Exercises to complete:
1 - In the student performance notebook below, what does the school code 'GP' stand for?
2 - Extend the student performance notebook past its last line.

### Note: 
This dataset consists of 33 features on the data of the students at the two schools. We want to know the relationship between each feature and its effect on students' grades.

### Library Imports

In [None]:
import pandas as pd
import matplotlib
import matplotlib.pyplot as plt
import seaborn as sns
import numpy as np

# 1_Data Acquisition
###  * Load Data for Analysis

In [None]:
df= pd.read_csv('../input/student-performance-data/student_data.csv')




### Dataset Description

Attributes for student-por.csv (Portuguese language course) datasets:                                                   

* school - student's school (binary: 'GP' - Gabriel Pereira or 'MS' - Mousinho da Silveira)                             
* sex - student's sex (binary: 'F' - female or 'M' - male)

(Dataset items)
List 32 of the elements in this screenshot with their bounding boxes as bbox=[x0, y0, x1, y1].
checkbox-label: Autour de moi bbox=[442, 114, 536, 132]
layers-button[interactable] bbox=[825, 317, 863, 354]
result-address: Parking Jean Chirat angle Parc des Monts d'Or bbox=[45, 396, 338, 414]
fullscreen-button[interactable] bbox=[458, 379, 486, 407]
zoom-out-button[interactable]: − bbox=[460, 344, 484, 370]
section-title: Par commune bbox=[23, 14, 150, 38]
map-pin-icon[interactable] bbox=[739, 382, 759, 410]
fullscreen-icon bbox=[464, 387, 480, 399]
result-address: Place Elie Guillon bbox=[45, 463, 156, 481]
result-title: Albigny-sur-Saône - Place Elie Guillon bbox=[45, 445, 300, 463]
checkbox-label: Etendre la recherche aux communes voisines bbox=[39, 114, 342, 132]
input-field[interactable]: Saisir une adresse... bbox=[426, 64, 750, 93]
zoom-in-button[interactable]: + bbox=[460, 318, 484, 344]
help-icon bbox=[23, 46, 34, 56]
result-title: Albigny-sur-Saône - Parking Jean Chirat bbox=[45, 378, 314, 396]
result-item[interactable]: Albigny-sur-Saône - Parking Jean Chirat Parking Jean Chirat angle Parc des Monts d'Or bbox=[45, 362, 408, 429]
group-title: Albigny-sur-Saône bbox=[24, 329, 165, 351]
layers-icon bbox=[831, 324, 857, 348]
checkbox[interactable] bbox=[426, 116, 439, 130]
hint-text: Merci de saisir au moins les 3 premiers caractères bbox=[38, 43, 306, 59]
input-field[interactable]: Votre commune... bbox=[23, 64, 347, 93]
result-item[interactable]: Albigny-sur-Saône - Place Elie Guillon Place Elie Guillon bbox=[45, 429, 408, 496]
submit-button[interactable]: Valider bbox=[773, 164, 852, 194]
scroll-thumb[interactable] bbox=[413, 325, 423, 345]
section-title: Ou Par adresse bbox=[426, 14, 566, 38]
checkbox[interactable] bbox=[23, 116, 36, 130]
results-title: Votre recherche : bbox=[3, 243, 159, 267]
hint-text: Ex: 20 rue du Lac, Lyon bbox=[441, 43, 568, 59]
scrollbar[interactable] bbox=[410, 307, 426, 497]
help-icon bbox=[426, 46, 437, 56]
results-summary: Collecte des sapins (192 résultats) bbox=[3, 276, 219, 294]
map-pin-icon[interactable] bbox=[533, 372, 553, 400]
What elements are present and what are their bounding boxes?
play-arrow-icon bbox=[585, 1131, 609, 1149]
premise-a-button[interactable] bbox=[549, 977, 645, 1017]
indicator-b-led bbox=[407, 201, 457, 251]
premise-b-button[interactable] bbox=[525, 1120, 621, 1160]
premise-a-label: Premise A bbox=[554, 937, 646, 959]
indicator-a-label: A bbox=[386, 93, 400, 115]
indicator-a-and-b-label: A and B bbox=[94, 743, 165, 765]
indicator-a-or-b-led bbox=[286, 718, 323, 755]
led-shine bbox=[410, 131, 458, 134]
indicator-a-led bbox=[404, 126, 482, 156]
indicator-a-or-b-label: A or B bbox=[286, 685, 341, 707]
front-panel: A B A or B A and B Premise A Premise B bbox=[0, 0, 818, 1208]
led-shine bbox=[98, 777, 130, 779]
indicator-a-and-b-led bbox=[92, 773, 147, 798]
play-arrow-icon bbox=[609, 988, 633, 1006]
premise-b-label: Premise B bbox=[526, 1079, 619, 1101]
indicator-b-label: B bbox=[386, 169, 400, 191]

Answers by task:
1 - Gabriel Pereira

2 -
* age - student's age (numeric: from 15 to 22)
* address - student's home address type (binary: 'U' - urban or 'R' - rural)
* famsize - family size (binary: 'LE3' - less or equal to 3 or 'GT3' - greater than 3)
* Pstatus - parent's cohabitation status (binary: 'T' - living together or 'A' - apart)
* Medu - mother's education (numeric: 0 - none, 1 - primary education (4th grade), 2 - 5th to 9th grade, 3 - secondary   education or 4 - higher education)
* Fedu - father's education (numeric: 0 - none, 1 - primary education (4th grade), 2 - 5th to 9th grade, 3 - secondary   education or 4 - higher education)
* Mjob - mother's job (nominal: 'teacher', 'health' care related, civil 'services' (e.g. administrative or police),       'at_home' or 'other')
* Fjob - father's job (nominal: 'teacher', 'health' care related, civil 'services' (e.g. administrative or police),     'at_home' or 'other')
* reason - reason to choose this school (nominal: close to 'home', school 'reputation', 'course' preference or           'other')
* guardian - student's guardian (nominal: 'mother', 'father' or 'other')
* traveltime - home to school travel time (numeric: 1 - <15 min., 2 - 15 to 30 min., 3 - 30 min. to 1 hour, or 4 - >1      hour)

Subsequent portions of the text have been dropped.